◆ WORK TO COMPLETE ◆
Extract every record, keeping each one exactly as it is.

** start of RECORDED INFORMATION **

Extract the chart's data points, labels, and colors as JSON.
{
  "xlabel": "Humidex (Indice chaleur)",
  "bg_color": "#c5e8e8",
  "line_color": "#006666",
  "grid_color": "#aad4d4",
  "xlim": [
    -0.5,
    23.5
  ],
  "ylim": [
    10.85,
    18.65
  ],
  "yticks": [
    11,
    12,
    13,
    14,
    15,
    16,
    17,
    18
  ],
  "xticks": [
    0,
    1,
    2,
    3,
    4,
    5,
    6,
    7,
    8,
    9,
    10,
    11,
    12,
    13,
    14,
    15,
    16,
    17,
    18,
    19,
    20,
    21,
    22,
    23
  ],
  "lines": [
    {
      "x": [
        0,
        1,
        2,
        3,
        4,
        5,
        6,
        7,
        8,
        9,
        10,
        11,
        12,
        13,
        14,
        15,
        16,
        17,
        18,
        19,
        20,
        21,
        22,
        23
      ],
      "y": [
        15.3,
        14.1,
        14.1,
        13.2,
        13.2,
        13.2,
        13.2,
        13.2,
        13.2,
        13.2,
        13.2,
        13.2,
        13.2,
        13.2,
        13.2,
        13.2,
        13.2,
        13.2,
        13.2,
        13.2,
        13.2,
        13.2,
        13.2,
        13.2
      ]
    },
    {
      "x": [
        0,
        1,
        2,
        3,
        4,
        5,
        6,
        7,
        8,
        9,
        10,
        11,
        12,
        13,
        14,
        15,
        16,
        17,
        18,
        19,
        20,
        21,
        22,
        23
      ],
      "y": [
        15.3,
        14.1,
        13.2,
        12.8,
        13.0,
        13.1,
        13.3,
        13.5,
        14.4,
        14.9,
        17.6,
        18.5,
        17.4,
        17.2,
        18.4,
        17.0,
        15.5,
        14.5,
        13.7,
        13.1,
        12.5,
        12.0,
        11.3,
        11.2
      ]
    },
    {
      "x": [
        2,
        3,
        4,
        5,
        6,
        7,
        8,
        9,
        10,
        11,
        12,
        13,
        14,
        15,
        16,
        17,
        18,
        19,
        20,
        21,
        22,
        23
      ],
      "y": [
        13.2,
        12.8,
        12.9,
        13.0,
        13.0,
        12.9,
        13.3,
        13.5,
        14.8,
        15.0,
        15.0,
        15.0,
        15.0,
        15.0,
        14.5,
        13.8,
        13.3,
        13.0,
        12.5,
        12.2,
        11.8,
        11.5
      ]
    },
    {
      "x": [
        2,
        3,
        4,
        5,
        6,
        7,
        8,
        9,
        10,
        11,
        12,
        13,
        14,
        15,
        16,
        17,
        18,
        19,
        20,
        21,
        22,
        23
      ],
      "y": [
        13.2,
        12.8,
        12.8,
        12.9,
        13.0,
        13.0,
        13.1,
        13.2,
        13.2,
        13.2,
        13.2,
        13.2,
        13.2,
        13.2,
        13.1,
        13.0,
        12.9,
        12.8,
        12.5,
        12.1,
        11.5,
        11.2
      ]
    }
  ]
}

** end of RECORDED INFORMATION **

◆ ANSWER TO THE PROBLEM ◆
Extract the chart's data points, labels, and colors as JSON.
{
  "xlabel": "Humidex (Indice chaleur)",
  "bg_color": "#c5e8e8",
  "line_color": "#006666",
  "grid_color": "#aad4d4",
  "xlim": [
    -0.5,
    23.5
  ],
  "ylim": [
    10.85,
    18.65
  ],
  "yticks": [
    11,
    12,
    13,
    14,
    15,
    16,
    17,
    18
  ],
  "xticks": [
    0,
    1,
    2,
    3,
    4,
    5,
    6,
    7,
    8,
    9,
    10,
    11,
    12,
    13,
    14,
    15,
    16,
    17,
    18,
    19,
    20,
    21,
    22,
    23
  ],
  "lines": [
    {
      "x": [
        0,
        1,
        2,
        3,
        4,
        5,
        6,
        7,
        8,
        9,
        10,
        11,
        12,
        13,
        14,
        15,
        16,
        17,
        18,
        19,
        20,
        21,
        22,
        23
      ],
      "y": [
        15.3,
        14.1,
        14.1,
        13.2,
        13.2,
        13.2,
        13.2,
        13.2,
        13.2,
        13.2,
        13.2,
        13.2,
        13.2,
        13.2,
        13.2,
        13.2,
        13.2,
        13.2,
        13.2,
        13.2,
        13.2,
        13.2,
        13.2,
        13.2
      ]
    },
    {
      "x": [
        0,
        1,
        2,
        3,
        4,
        5,
        6,
        7,
        8,
        9,
        10,
        11,
        12,
        13,
        14,
        15,
        16,
        17,
        18,
        19,
        20,
        21,
        22,
        23
      ],
      "y": [
        15.3,
        14.1,
        13.2,
        12.8,
        13.0,
        13.1,
        13.3,
        13.5,
        14.4,
        14.9,
        17.6,
        18.5,
        17.4,
        17.2,
        18.4,
        17.0,
        15.5,
        14.5,
        13.7,
        13.1,
        12.5,
        12.0,
        11.3,
        11.2
      ]
    },
    {
      "x": [
        2,
        3,
        4,
        5,
        6,
        7,
        8,
        9,
        10,
        11,
        12,
        13,
        14,
        15,
        16,
        17,
        18,
        19,
        20,
        21,
        22,
        23
      ],
      "y": [
        13.2,
        12.8,
        12.9,
        13.0,
        13.0,
        12.9,
        13.3,
        13.5,
        14.8,
        15.0,
        15.0,
        15.0,
        15.0,
        15.0,
        14.5,
        13.8,
        13.3,
        13.0,
        12.5,
        12.2,
        11.8,
        11.5
      ]
    },
    {
      "x": [
        2,
        3,
        4,
        5,
        6,
        7,
        8,
        9,
        10,
        11,
        12,
        13,
        14,
        15,
        16,
        17,
        18,
        19,
        20,
        21,
        22,
        23
      ],
      "y": [
        13.2,
        12.8,
        12.8,
        12.9,
        13.0,
        13.0,
        13.1,
        13.2,
        13.2,
        13.2,
        13.2,
        13.2,
        13.2,
        13.2,
        13.1,
        13.0,
        12.9,
        12.8,
        12.5,
        12.1,
        11.5,
        11.2
      ]
    }
  ]
}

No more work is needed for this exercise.